— start —

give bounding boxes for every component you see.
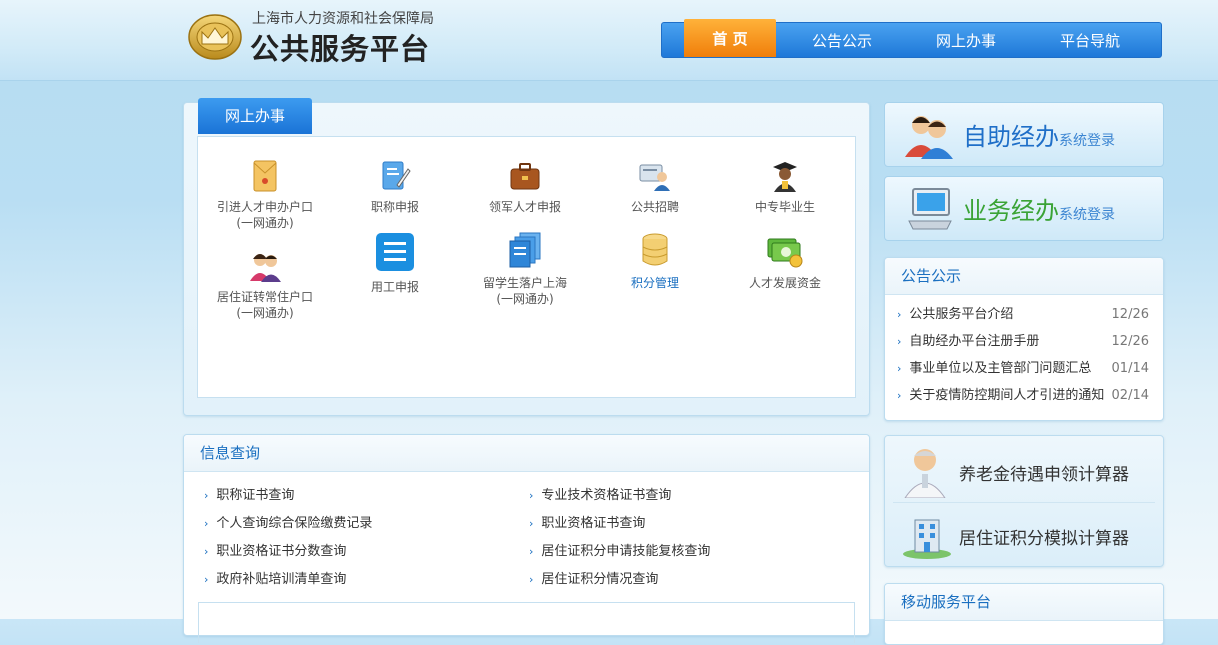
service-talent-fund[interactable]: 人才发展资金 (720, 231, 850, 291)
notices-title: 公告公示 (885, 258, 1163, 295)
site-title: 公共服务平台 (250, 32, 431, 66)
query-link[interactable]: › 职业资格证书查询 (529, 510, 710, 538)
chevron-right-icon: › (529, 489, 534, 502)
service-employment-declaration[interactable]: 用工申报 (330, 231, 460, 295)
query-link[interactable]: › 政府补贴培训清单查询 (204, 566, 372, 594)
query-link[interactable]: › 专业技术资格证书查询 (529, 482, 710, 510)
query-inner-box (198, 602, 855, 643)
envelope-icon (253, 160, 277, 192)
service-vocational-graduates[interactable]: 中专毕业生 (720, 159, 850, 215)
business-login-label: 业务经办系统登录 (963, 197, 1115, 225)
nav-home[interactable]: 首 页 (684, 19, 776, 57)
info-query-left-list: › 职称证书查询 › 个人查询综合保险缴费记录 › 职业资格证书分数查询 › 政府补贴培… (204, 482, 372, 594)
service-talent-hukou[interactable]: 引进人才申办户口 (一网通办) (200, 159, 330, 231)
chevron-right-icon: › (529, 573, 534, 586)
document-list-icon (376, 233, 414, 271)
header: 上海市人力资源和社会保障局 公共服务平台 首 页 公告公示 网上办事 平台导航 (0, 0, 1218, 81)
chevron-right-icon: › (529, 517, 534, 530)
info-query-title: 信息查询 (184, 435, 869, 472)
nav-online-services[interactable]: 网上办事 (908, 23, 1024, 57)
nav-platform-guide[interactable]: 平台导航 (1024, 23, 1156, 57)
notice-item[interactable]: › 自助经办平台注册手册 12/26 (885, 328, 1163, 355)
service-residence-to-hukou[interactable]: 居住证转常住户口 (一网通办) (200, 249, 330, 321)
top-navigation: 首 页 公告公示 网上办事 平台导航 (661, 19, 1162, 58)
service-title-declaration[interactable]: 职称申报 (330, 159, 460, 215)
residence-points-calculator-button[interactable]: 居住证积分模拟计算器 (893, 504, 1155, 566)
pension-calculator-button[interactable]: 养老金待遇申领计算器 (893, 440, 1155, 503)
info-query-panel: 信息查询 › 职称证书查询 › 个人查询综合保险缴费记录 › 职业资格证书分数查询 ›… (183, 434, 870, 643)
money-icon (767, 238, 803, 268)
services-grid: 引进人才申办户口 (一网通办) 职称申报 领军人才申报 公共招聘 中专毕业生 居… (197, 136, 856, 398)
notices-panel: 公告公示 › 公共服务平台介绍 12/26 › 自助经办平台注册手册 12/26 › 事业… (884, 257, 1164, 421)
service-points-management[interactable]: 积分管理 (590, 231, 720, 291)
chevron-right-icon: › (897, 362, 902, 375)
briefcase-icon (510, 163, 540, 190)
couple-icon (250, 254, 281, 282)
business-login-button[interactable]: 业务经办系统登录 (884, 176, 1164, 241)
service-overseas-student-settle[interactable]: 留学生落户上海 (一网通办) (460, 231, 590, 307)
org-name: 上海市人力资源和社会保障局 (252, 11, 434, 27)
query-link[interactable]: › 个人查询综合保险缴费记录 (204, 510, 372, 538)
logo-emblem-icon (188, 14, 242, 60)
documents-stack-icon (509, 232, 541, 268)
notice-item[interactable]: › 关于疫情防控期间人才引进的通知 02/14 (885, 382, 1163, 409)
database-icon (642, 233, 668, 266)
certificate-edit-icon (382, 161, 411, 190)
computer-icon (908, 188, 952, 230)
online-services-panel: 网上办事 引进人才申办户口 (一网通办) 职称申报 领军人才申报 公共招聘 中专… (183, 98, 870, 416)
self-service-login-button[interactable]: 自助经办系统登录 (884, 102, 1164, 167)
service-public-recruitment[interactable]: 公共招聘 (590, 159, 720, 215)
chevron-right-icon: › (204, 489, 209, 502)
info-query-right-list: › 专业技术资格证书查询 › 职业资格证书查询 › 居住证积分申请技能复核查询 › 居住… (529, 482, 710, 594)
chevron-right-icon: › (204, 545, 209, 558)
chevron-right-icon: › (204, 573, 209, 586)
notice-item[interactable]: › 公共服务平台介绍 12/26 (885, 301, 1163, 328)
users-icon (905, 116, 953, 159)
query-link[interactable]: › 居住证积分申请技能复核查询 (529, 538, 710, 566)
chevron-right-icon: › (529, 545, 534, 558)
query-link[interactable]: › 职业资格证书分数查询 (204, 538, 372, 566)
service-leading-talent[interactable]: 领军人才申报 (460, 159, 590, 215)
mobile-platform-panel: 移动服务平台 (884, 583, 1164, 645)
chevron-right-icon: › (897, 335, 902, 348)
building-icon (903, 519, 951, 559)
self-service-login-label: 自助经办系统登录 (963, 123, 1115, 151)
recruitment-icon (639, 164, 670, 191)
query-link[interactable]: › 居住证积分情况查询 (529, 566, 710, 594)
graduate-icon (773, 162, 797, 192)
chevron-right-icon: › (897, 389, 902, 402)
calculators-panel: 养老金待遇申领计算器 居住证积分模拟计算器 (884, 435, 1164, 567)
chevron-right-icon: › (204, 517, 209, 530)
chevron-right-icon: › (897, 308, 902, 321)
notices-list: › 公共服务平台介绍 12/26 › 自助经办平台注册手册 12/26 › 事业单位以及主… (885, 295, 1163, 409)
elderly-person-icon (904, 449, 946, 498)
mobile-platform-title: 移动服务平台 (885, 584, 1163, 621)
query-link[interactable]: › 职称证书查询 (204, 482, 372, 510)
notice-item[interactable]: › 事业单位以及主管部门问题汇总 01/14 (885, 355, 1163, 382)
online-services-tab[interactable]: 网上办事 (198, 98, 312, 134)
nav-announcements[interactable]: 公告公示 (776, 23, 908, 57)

— end —
— start —

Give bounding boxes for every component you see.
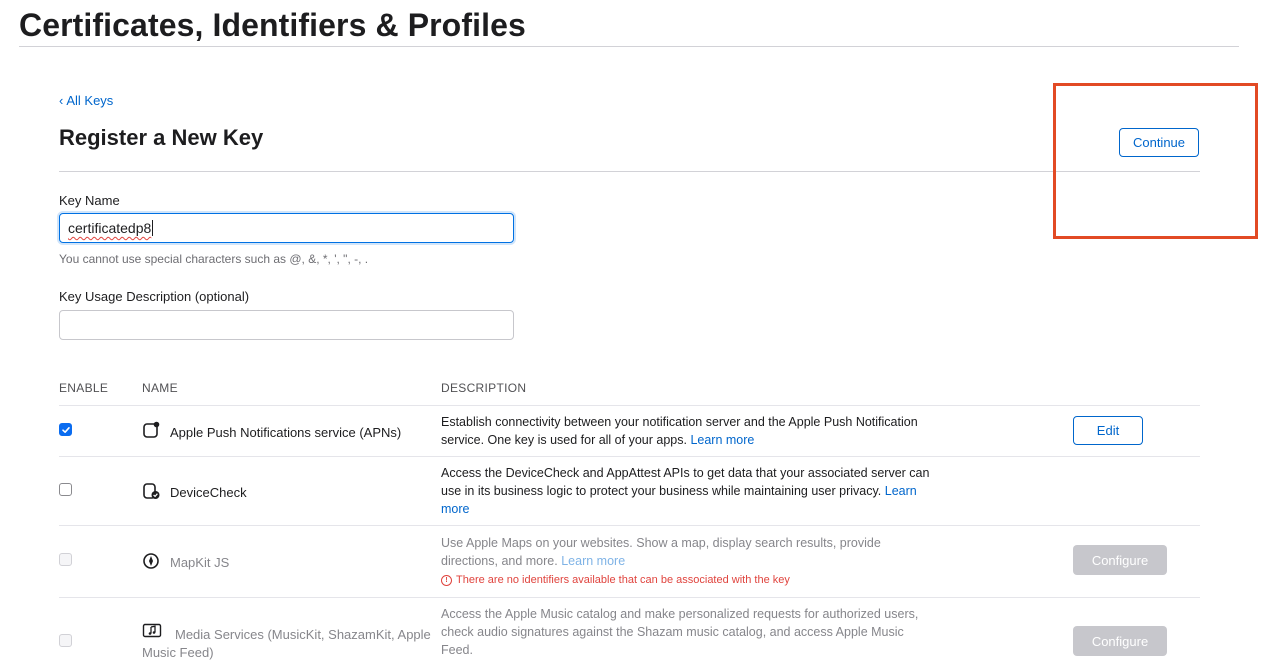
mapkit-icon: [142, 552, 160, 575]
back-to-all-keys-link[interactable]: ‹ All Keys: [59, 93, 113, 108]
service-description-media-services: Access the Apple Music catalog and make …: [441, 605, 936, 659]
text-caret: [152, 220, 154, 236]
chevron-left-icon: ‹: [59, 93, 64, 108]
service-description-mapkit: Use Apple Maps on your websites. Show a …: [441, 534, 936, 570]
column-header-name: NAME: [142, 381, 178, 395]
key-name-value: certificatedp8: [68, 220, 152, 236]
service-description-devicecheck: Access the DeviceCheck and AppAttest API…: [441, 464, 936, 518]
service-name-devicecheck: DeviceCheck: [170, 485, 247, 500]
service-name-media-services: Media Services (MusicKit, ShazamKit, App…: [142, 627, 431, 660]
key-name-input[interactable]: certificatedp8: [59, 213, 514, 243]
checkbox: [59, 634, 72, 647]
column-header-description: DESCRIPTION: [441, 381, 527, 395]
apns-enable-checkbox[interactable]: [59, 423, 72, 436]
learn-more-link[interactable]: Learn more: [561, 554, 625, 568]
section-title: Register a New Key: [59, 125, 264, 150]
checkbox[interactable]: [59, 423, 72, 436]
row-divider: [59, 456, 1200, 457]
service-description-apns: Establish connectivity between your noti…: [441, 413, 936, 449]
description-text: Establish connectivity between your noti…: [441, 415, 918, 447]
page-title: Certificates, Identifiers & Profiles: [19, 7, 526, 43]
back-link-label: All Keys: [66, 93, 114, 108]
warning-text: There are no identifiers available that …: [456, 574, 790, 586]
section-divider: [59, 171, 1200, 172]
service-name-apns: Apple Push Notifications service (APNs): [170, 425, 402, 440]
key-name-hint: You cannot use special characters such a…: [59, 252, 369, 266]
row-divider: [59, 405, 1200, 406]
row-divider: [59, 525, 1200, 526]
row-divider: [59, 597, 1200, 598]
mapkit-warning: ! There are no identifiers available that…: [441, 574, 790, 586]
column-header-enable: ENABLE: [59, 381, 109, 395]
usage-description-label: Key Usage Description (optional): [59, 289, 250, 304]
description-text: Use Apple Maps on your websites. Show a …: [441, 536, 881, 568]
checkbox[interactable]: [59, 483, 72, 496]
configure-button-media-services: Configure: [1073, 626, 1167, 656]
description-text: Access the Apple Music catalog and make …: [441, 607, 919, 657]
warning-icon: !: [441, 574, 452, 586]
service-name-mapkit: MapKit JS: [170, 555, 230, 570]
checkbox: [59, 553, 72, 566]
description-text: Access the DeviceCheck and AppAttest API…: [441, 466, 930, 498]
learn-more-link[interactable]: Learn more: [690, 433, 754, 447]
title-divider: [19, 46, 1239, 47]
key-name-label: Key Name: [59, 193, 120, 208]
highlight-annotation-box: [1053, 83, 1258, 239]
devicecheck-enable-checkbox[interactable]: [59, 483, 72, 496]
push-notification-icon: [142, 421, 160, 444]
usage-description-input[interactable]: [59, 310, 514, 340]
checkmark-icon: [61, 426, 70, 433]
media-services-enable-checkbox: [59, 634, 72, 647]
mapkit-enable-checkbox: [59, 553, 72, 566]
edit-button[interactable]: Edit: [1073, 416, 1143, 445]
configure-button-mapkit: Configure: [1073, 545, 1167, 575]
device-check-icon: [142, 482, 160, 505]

— end —

Written request -> Put into a numbered list the part of the items that opens with the line containing "service-talent-fund[interactable]: 人才发展资金 (720, 231, 850, 291)" and closes with the line containing "query-link[interactable]: › 政府补贴培训清单查询", leaving out any blank lines.

Problem solution ->
1. service-talent-fund[interactable]: 人才发展资金 (720, 231, 850, 291)
2. notices-title: 公告公示 (885, 258, 1163, 295)
3. site-title: 公共服务平台 (250, 32, 431, 66)
4. query-link[interactable]: › 职业资格证书查询 (529, 510, 710, 538)
5. chevron-right-icon: › (529, 489, 534, 502)
6. service-employment-declaration[interactable]: 用工申报 (330, 231, 460, 295)
7. query-link[interactable]: › 政府补贴培训清单查询 (204, 566, 372, 594)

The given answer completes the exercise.